» Instruction
Read the records and gather each line that includes "text".

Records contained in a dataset
────────────────────

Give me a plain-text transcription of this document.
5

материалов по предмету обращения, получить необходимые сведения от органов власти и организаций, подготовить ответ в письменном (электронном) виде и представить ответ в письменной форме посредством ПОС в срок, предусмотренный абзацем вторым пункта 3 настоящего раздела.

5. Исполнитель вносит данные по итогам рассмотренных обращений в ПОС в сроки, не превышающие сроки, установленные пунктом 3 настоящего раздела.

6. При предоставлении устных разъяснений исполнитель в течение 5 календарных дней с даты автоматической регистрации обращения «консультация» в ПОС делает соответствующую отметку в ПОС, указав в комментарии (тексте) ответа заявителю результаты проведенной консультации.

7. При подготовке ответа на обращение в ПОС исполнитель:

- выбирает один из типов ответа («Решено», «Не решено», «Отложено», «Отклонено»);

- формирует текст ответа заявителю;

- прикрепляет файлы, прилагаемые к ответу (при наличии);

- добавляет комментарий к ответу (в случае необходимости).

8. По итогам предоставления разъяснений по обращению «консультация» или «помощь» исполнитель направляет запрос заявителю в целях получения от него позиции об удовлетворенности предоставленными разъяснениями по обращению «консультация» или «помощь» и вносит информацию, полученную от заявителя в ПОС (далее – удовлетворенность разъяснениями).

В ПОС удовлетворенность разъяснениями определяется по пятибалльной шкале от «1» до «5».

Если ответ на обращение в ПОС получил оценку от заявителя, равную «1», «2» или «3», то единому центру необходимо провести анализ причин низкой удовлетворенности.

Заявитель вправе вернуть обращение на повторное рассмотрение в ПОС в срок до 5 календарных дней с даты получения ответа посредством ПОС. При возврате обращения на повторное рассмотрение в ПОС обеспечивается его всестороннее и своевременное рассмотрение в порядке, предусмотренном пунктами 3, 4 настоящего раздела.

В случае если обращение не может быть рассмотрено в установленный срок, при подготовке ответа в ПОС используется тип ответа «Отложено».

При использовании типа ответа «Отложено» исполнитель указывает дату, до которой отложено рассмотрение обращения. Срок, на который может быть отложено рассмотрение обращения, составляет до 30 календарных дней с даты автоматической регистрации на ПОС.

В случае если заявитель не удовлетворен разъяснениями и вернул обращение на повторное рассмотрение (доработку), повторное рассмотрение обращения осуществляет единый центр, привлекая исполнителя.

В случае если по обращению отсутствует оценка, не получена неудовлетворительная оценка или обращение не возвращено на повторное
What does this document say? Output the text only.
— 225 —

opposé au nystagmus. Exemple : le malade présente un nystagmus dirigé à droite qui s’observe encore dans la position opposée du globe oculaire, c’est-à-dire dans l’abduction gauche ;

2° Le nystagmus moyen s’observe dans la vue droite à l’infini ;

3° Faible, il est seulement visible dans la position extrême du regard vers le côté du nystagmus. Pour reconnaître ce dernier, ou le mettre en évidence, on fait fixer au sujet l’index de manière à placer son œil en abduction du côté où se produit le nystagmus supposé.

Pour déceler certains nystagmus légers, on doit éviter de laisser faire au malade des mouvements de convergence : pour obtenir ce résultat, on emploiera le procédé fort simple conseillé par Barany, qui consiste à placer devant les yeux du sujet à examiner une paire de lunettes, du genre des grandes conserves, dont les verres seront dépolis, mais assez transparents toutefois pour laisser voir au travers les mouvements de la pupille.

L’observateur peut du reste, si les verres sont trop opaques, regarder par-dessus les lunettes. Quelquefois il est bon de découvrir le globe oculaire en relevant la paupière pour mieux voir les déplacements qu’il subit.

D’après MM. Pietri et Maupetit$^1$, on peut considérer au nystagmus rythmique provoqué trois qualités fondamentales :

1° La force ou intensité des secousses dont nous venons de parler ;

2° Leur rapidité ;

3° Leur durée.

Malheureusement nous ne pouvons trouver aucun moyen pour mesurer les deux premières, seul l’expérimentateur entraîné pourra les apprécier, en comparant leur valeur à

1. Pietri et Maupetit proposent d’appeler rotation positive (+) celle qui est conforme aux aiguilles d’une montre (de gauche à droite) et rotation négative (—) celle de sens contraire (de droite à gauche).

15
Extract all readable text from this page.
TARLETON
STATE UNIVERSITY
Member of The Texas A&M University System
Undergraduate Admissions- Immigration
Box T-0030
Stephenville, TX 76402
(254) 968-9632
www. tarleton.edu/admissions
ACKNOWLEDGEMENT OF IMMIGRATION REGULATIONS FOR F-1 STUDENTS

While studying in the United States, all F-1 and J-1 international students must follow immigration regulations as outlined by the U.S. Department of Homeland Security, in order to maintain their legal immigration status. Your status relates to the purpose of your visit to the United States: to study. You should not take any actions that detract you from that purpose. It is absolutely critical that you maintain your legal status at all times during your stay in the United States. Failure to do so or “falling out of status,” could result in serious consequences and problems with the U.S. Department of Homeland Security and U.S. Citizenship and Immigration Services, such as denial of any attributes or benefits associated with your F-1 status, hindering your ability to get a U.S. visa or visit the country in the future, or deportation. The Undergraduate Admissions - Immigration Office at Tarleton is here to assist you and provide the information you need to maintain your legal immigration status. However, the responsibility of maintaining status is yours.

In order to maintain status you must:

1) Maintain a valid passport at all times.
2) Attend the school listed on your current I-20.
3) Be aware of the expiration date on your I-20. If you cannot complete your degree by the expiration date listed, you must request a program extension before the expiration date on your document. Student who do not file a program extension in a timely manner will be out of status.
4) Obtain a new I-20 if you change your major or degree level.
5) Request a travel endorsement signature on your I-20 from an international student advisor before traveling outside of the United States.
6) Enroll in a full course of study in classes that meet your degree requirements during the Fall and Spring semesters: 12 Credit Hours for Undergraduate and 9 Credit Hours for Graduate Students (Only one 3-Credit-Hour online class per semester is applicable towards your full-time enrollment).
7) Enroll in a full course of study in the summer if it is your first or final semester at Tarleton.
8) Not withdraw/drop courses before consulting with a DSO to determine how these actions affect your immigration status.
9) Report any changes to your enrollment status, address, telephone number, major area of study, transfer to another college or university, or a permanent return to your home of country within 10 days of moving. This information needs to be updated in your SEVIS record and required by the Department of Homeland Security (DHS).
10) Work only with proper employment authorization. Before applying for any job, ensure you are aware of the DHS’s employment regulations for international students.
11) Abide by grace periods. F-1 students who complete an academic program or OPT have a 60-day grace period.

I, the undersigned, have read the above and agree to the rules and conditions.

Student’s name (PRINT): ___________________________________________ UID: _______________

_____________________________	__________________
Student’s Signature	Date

────────────────────

» Response to this task
Give me a plain-text transcription of this document.
What does this document say? Output the text only.
Extract all readable text from this page.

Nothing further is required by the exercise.